<<<<

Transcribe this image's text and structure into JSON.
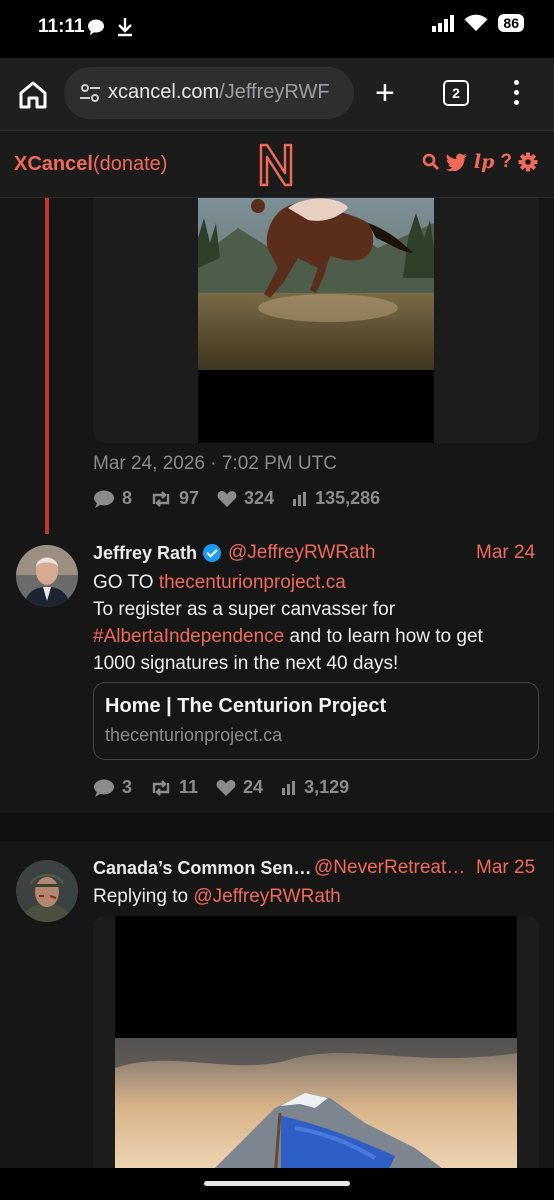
{
  "status_bar": {
    "time": "11:11",
    "battery": "86"
  },
  "browser": {
    "url_domain": "xcancel.com",
    "url_path": "/JeffreyRWF",
    "tab_count": "2"
  },
  "site": {
    "brand": "XCancel",
    "donate": "(donate)",
    "rss_label": "?"
  },
  "tweet1": {
    "date": "Mar 24, 2026 · 7:02 PM UTC",
    "replies": "8",
    "retweets": "97",
    "likes": "324",
    "views": "135,286"
  },
  "tweet2": {
    "name": "Jeffrey Rath",
    "handle": "@JeffreyRWRath",
    "date": "Mar 24",
    "line1_prefix": "GO TO ",
    "line1_link": "thecenturionproject.ca",
    "line2": "To register as a super canvasser for",
    "hashtag": "#AlbertaIndependence",
    "line3_rest": " and to learn how to get",
    "line4": "1000 signatures in the next 40 days!",
    "card_title": "Home | The Centurion Project",
    "card_domain": "thecenturionproject.ca",
    "replies": "3",
    "retweets": "11",
    "likes": "24",
    "views": "3,129"
  },
  "tweet3": {
    "name": "Canada’s Common Sen…",
    "handle": "@NeverRetreat…",
    "date": "Mar 25",
    "replying_prefix": "Replying to ",
    "replying_handle": "@JeffreyRWRath"
  }
}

>>>>

Your objective> Of all the lines in the listing above, how many contain the word "thecenturionproject"? Answer with the number alone.

Complete response> 2